## [DATA EXCERPTS]
* * *

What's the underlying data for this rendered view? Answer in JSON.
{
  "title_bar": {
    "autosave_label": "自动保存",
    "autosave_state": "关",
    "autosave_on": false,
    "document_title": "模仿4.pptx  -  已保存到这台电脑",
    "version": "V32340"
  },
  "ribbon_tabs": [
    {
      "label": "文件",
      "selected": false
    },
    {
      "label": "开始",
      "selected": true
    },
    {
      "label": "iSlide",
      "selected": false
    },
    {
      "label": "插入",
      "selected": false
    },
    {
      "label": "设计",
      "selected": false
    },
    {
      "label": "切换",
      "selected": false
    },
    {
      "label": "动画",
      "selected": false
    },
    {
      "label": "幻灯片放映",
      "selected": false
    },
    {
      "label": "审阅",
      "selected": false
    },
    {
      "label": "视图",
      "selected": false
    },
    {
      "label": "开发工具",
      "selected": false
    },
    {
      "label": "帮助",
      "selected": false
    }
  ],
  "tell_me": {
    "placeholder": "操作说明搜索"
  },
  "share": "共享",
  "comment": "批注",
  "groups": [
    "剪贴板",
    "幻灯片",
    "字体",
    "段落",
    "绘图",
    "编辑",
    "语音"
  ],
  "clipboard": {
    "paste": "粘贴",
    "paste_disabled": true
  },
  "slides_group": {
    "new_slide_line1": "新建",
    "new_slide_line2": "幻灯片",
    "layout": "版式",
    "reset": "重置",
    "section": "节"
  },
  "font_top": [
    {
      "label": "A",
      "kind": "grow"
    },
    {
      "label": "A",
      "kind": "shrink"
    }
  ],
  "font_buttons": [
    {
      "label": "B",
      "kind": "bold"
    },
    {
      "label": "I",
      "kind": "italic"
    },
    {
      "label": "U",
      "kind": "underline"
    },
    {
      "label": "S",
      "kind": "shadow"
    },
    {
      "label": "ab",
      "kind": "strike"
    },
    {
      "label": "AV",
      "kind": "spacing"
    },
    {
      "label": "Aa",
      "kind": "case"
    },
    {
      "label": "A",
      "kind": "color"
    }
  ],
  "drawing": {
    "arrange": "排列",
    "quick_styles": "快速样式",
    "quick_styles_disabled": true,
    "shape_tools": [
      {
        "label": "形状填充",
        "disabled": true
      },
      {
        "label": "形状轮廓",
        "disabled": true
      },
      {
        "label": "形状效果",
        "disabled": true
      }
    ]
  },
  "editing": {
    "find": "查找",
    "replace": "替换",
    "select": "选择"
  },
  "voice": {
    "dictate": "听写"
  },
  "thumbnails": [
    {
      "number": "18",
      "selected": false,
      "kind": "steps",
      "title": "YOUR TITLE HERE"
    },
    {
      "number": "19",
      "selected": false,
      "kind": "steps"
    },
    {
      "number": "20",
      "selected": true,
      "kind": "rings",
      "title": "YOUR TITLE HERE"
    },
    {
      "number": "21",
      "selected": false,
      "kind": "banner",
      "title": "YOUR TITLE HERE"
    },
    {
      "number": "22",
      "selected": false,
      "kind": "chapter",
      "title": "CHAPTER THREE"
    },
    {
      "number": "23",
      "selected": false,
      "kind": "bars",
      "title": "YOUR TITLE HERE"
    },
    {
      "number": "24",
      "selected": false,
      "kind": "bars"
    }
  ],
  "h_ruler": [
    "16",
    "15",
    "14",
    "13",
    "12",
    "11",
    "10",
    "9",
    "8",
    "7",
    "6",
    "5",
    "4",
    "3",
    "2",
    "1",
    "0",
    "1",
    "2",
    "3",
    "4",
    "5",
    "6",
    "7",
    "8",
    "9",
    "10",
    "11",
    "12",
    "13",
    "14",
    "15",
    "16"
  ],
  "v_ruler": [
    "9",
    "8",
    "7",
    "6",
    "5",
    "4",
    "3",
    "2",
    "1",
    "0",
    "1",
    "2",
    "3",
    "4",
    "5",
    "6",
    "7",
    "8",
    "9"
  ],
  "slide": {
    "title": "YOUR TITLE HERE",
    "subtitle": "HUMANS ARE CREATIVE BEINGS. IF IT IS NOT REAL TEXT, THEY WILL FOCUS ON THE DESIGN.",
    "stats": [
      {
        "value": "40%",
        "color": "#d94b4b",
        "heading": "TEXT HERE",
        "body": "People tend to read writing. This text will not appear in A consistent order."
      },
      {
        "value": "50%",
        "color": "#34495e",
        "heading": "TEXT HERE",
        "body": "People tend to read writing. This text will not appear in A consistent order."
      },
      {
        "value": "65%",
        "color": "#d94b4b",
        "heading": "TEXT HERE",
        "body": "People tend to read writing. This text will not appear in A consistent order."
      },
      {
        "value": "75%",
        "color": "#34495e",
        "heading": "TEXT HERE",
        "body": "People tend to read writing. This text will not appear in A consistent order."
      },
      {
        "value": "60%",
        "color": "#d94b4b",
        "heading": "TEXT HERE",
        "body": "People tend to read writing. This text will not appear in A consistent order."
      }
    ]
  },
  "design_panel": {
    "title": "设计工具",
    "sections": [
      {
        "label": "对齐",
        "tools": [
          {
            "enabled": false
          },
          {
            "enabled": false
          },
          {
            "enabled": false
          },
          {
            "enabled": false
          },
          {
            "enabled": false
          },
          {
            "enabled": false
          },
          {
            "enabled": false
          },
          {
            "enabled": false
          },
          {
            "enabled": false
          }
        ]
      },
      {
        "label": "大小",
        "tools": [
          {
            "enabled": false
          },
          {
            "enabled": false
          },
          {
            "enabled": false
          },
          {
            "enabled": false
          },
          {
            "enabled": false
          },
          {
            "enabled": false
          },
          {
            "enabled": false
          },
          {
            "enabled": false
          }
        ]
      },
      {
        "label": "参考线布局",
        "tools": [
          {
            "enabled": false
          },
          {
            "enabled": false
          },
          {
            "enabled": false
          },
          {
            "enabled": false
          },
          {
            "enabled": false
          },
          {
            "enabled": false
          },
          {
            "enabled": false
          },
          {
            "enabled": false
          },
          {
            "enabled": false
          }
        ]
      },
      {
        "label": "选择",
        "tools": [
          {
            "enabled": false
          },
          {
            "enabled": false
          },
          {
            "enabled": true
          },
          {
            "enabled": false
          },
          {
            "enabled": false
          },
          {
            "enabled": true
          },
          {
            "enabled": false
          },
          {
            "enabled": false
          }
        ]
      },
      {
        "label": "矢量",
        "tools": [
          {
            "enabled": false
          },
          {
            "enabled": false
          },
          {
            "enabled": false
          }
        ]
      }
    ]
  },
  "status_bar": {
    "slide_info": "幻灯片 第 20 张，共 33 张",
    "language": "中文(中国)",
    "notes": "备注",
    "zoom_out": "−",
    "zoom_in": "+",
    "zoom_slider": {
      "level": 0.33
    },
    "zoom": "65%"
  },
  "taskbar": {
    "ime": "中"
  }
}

* * *

Exactly reproduce every record.

What's the underlying data for this rendered view? Answer in JSON.
{
  "title_bar": {
    "autosave_label": "自动保存",
    "autosave_state": "关",
    "autosave_on": false,
    "document_title": "模仿4.pptx  -  已保存到这台电脑",
    "version": "V32340"
  },
  "ribbon_tabs": [
    {
      "label": "文件",
      "selected": false
    },
    {
      "label": "开始",
      "selected": true
    },
    {
      "label": "iSlide",
      "selected": false
    },
    {
      "label": "插入",
      "selected": false
    },
    {
      "label": "设计",
      "selected": false
    },
    {
      "label": "切换",
      "selected": false
    },
    {
      "label": "动画",
      "selected": false
    },
    {
      "label": "幻灯片放映",
      "selected": false
    },
    {
      "label": "审阅",
      "selected": false
    },
    {
      "label": "视图",
      "selected": false
    },
    {
      "label": "开发工具",
      "selected": false
    },
    {
      "label": "帮助",
      "selected": false
    }
  ],
  "tell_me": {
    "placeholder": "操作说明搜索"
  },
  "share": "共享",
  "comment": "批注",
  "groups": [
    "剪贴板",
    "幻灯片",
    "字体",
    "段落",
    "绘图",
    "编辑",
    "语音"
  ],
  "clipboard": {
    "paste": "粘贴",
    "paste_disabled": true
  },
  "slides_group": {
    "new_slide_line1": "新建",
    "new_slide_line2": "幻灯片",
    "layout": "版式",
    "reset": "重置",
    "section": "节"
  },
  "font_top": [
    {
      "label": "A",
      "kind": "grow"
    },
    {
      "label": "A",
      "kind": "shrink"
    }
  ],
  "font_buttons": [
    {
      "label": "B",
      "kind": "bold"
    },
    {
      "label": "I",
      "kind": "italic"
    },
    {
      "label": "U",
      "kind": "underline"
    },
    {
      "label": "S",
      "kind": "shadow"
    },
    {
      "label": "ab",
      "kind": "strike"
    },
    {
      "label": "AV",
      "kind": "spacing"
    },
    {
      "label": "Aa",
      "kind": "case"
    },
    {
      "label": "A",
      "kind": "color"
    }
  ],
  "drawing": {
    "arrange": "排列",
    "quick_styles": "快速样式",
    "quick_styles_disabled": true,
    "shape_tools": [
      {
        "label": "形状填充",
        "disabled": true
      },
      {
        "label": "形状轮廓",
        "disabled": true
      },
      {
        "label": "形状效果",
        "disabled": true
      }
    ]
  },
  "editing": {
    "find": "查找",
    "replace": "替换",
    "select": "选择"
  },
  "voice": {
    "dictate": "听写"
  },
  "thumbnails": [
    {
      "number": "18",
      "selected": false,
      "kind": "steps",
      "title": "YOUR TITLE HERE"
    },
    {
      "number": "19",
      "selected": false,
      "kind": "steps"
    },
    {
      "number": "20",
      "selected": true,
      "kind": "rings",
      "title": "YOUR TITLE HERE"
    },
    {
      "number": "21",
      "selected": false,
      "kind": "banner",
      "title": "YOUR TITLE HERE"
    },
    {
      "number": "22",
      "selected": false,
      "kind": "chapter",
      "title": "CHAPTER THREE"
    },
    {
      "number": "23",
      "selected": false,
      "kind": "bars",
      "title": "YOUR TITLE HERE"
    },
    {
      "number": "24",
      "selected": false,
      "kind": "bars"
    }
  ],
  "h_ruler": [
    "16",
    "15",
    "14",
    "13",
    "12",
    "11",
    "10",
    "9",
    "8",
    "7",
    "6",
    "5",
    "4",
    "3",
    "2",
    "1",
    "0",
    "1",
    "2",
    "3",
    "4",
    "5",
    "6",
    "7",
    "8",
    "9",
    "10",
    "11",
    "12",
    "13",
    "14",
    "15",
    "16"
  ],
  "v_ruler": [
    "9",
    "8",
    "7",
    "6",
    "5",
    "4",
    "3",
    "2",
    "1",
    "0",
    "1",
    "2",
    "3",
    "4",
    "5",
    "6",
    "7",
    "8",
    "9"
  ],
  "slide": {
    "title": "YOUR TITLE HERE",
    "subtitle": "HUMANS ARE CREATIVE BEINGS. IF IT IS NOT REAL TEXT, THEY WILL FOCUS ON THE DESIGN.",
    "stats": [
      {
        "value": "40%",
        "color": "#d94b4b",
        "heading": "TEXT HERE",
        "body": "People tend to read writing. This text will not appear in A consistent order."
      },
      {
        "value": "50%",
        "color": "#34495e",
        "heading": "TEXT HERE",
        "body": "People tend to read writing. This text will not appear in A consistent order."
      },
      {
        "value": "65%",
        "color": "#d94b4b",
        "heading": "TEXT HERE",
        "body": "People tend to read writing. This text will not appear in A consistent order."
      },
      {
        "value": "75%",
        "color": "#34495e",
        "heading": "TEXT HERE",
        "body": "People tend to read writing. This text will not appear in A consistent order."
      },
      {
        "value": "60%",
        "color": "#d94b4b",
        "heading": "TEXT HERE",
        "body": "People tend to read writing. This text will not appear in A consistent order."
      }
    ]
  },
  "design_panel": {
    "title": "设计工具",
    "sections": [
      {
        "label": "对齐",
        "tools": [
          {
            "enabled": false
          },
          {
            "enabled": false
          },
          {
            "enabled": false
          },
          {
            "enabled": false
          },
          {
            "enabled": false
          },
          {
            "enabled": false
          },
          {
            "enabled": false
          },
          {
            "enabled": false
          },
          {
            "enabled": false
          }
        ]
      },
      {
        "label": "大小",
        "tools": [
          {
            "enabled": false
          },
          {
            "enabled": false
          },
          {
            "enabled": false
          },
          {
            "enabled": false
          },
          {
            "enabled": false
          },
          {
            "enabled": false
          },
          {
            "enabled": false
          },
          {
            "enabled": false
          }
        ]
      },
      {
        "label": "参考线布局",
        "tools": [
          {
            "enabled": false
          },
          {
            "enabled": false
          },
          {
            "enabled": false
          },
          {
            "enabled": false
          },
          {
            "enabled": false
          },
          {
            "enabled": false
          },
          {
            "enabled": false
          },
          {
            "enabled": false
          },
          {
            "enabled": false
          }
        ]
      },
      {
        "label": "选择",
        "tools": [
          {
            "enabled": false
          },
          {
            "enabled": false
          },
          {
            "enabled": true
          },
          {
            "enabled": false
          },
          {
            "enabled": false
          },
          {
            "enabled": true
          },
          {
            "enabled": false
          },
          {
            "enabled": false
          }
        ]
      },
      {
        "label": "矢量",
        "tools": [
          {
            "enabled": false
          },
          {
            "enabled": false
          },
          {
            "enabled": false
          }
        ]
      }
    ]
  },
  "status_bar": {
    "slide_info": "幻灯片 第 20 张，共 33 张",
    "language": "中文(中国)",
    "notes": "备注",
    "zoom_out": "−",
    "zoom_in": "+",
    "zoom_slider": {
      "level": 0.33
    },
    "zoom": "65%"
  },
  "taskbar": {
    "ime": "中"
  }
}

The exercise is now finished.